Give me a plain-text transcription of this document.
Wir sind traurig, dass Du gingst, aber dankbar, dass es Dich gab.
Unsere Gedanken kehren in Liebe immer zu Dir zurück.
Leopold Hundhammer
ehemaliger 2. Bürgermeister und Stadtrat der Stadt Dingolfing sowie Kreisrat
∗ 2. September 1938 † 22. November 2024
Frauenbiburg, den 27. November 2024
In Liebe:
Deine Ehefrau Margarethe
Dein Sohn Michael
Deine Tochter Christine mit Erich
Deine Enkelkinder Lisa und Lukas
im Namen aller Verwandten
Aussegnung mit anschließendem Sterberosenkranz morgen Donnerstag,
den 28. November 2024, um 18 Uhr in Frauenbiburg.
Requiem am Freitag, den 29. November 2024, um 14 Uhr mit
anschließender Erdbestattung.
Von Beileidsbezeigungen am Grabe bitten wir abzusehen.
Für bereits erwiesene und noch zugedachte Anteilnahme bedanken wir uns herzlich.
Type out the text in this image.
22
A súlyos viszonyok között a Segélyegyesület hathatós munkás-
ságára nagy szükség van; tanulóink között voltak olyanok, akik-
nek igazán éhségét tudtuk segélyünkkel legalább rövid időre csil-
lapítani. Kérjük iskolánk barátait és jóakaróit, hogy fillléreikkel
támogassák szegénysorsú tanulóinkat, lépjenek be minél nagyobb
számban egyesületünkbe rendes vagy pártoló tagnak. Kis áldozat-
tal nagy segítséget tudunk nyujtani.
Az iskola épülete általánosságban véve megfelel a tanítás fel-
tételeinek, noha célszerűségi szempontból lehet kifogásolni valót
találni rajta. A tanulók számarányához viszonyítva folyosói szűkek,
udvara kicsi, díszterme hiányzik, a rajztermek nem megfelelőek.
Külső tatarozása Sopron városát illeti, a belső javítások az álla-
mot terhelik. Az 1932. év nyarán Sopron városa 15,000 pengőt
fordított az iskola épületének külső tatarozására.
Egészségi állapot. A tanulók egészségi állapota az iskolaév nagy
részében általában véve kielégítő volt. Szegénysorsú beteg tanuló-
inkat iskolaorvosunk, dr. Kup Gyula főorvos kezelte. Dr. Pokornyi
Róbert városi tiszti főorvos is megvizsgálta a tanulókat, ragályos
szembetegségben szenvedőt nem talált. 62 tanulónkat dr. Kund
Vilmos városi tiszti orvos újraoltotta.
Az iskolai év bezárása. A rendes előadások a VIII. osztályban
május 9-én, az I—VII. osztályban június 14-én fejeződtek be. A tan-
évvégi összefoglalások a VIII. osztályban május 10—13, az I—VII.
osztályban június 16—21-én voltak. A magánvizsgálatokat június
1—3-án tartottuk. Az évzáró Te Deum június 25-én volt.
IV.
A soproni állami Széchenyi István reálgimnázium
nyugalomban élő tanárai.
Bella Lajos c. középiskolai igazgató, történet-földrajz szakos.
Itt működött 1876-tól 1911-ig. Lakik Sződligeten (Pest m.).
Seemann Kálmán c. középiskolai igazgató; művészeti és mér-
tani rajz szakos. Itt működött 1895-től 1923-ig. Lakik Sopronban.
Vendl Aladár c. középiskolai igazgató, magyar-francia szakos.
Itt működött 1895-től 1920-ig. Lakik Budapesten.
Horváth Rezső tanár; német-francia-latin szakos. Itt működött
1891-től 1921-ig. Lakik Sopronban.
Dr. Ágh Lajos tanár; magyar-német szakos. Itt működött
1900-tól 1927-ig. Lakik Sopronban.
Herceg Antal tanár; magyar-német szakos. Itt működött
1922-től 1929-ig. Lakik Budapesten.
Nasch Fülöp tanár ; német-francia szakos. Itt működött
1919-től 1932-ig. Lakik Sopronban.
━━━━
■ What to do
Gather up every line from the listing above in which the word "Sopronban" occurs.

■ Output for this task
tani rajz szakos. Itt működött 1895-től 1923-ig. Lakik Sopronban.
1891-től 1921-ig. Lakik Sopronban.
1900-tól 1927-ig. Lakik Sopronban.
1919-től 1932-ig. Lakik Sopronban.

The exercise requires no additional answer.